> [Exercise inputs]
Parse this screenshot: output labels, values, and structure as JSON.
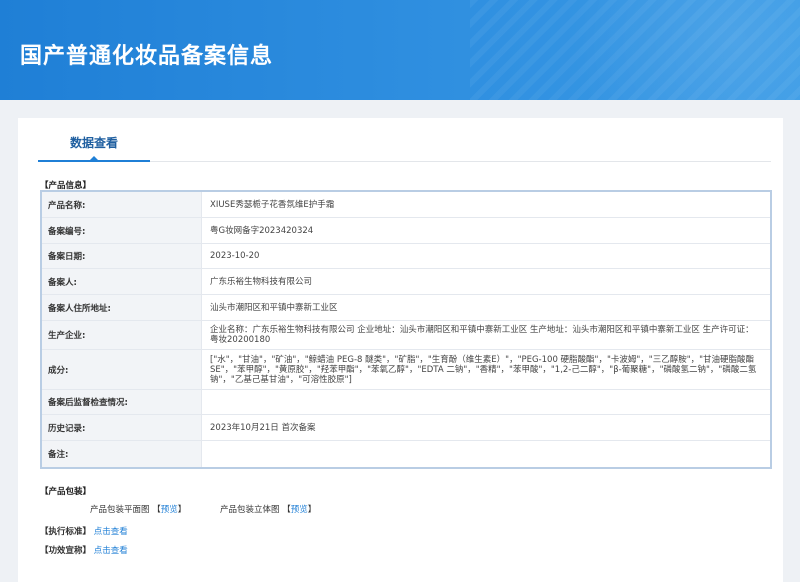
{
  "header": {
    "title": "国产普通化妆品备案信息"
  },
  "tab": {
    "label": "数据查看"
  },
  "product_info": {
    "section_title": "【产品信息】",
    "rows": [
      {
        "label": "产品名称:",
        "value": "XIUSE秀瑟栀子花香氛维E护手霜"
      },
      {
        "label": "备案编号:",
        "value": "粤G妆网备字2023420324"
      },
      {
        "label": "备案日期:",
        "value": "2023-10-20"
      },
      {
        "label": "备案人:",
        "value": "广东乐裕生物科技有限公司"
      },
      {
        "label": "备案人住所地址:",
        "value": "汕头市潮阳区和平镇中寨新工业区"
      },
      {
        "label": "生产企业:",
        "value": "企业名称：广东乐裕生物科技有限公司 企业地址：汕头市潮阳区和平镇中寨新工业区 生产地址：汕头市潮阳区和平镇中寨新工业区 生产许可证：粤妆20200180"
      },
      {
        "label": "成分:",
        "value": "[\"水\"，\"甘油\"，\"矿油\"，\"鲸蜡油 PEG-8 醚类\"，\"矿脂\"，\"生育酚（维生素E）\"，\"PEG-100 硬脂酸酯\"，\"卡波姆\"，\"三乙醇胺\"，\"甘油硬脂酸酯 SE\"，\"苯甲醇\"，\"黄原胶\"，\"羟苯甲酯\"，\"苯氧乙醇\"，\"EDTA 二钠\"，\"香精\"，\"苯甲酸\"，\"1,2-己二醇\"，\"β-葡聚糖\"，\"磷酸氢二钠\"，\"磷酸二氢钠\"，\"乙基己基甘油\"，\"可溶性胶原\"]"
      },
      {
        "label": "备案后监督检查情况:",
        "value": ""
      },
      {
        "label": "历史记录:",
        "value": "2023年10月21日 首次备案"
      },
      {
        "label": "备注:",
        "value": ""
      }
    ]
  },
  "packaging": {
    "section_title": "【产品包装】",
    "flat_label": "产品包装平面图",
    "flat_link": "预览",
    "solid_label": "产品包装立体图",
    "solid_link": "预览",
    "bracket_open": "【",
    "bracket_close": "】"
  },
  "standard": {
    "label": "【执行标准】",
    "link": "点击查看"
  },
  "efficacy": {
    "label": "【功效宣称】",
    "link": "点击查看"
  }
}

> [Short exercise] Pictures stay out; reproduce every line of the records exactly.

> [Response below]
Parse this screenshot: output labels, values, and structure as JSON.
{
  "header": {
    "title": "国产普通化妆品备案信息"
  },
  "tab": {
    "label": "数据查看"
  },
  "product_info": {
    "section_title": "【产品信息】",
    "rows": [
      {
        "label": "产品名称:",
        "value": "XIUSE秀瑟栀子花香氛维E护手霜"
      },
      {
        "label": "备案编号:",
        "value": "粤G妆网备字2023420324"
      },
      {
        "label": "备案日期:",
        "value": "2023-10-20"
      },
      {
        "label": "备案人:",
        "value": "广东乐裕生物科技有限公司"
      },
      {
        "label": "备案人住所地址:",
        "value": "汕头市潮阳区和平镇中寨新工业区"
      },
      {
        "label": "生产企业:",
        "value": "企业名称：广东乐裕生物科技有限公司 企业地址：汕头市潮阳区和平镇中寨新工业区 生产地址：汕头市潮阳区和平镇中寨新工业区 生产许可证：粤妆20200180"
      },
      {
        "label": "成分:",
        "value": "[\"水\"，\"甘油\"，\"矿油\"，\"鲸蜡油 PEG-8 醚类\"，\"矿脂\"，\"生育酚（维生素E）\"，\"PEG-100 硬脂酸酯\"，\"卡波姆\"，\"三乙醇胺\"，\"甘油硬脂酸酯 SE\"，\"苯甲醇\"，\"黄原胶\"，\"羟苯甲酯\"，\"苯氧乙醇\"，\"EDTA 二钠\"，\"香精\"，\"苯甲酸\"，\"1,2-己二醇\"，\"β-葡聚糖\"，\"磷酸氢二钠\"，\"磷酸二氢钠\"，\"乙基己基甘油\"，\"可溶性胶原\"]"
      },
      {
        "label": "备案后监督检查情况:",
        "value": ""
      },
      {
        "label": "历史记录:",
        "value": "2023年10月21日 首次备案"
      },
      {
        "label": "备注:",
        "value": ""
      }
    ]
  },
  "packaging": {
    "section_title": "【产品包装】",
    "flat_label": "产品包装平面图",
    "flat_link": "预览",
    "solid_label": "产品包装立体图",
    "solid_link": "预览",
    "bracket_open": "【",
    "bracket_close": "】"
  },
  "standard": {
    "label": "【执行标准】",
    "link": "点击查看"
  },
  "efficacy": {
    "label": "【功效宣称】",
    "link": "点击查看"
  }
}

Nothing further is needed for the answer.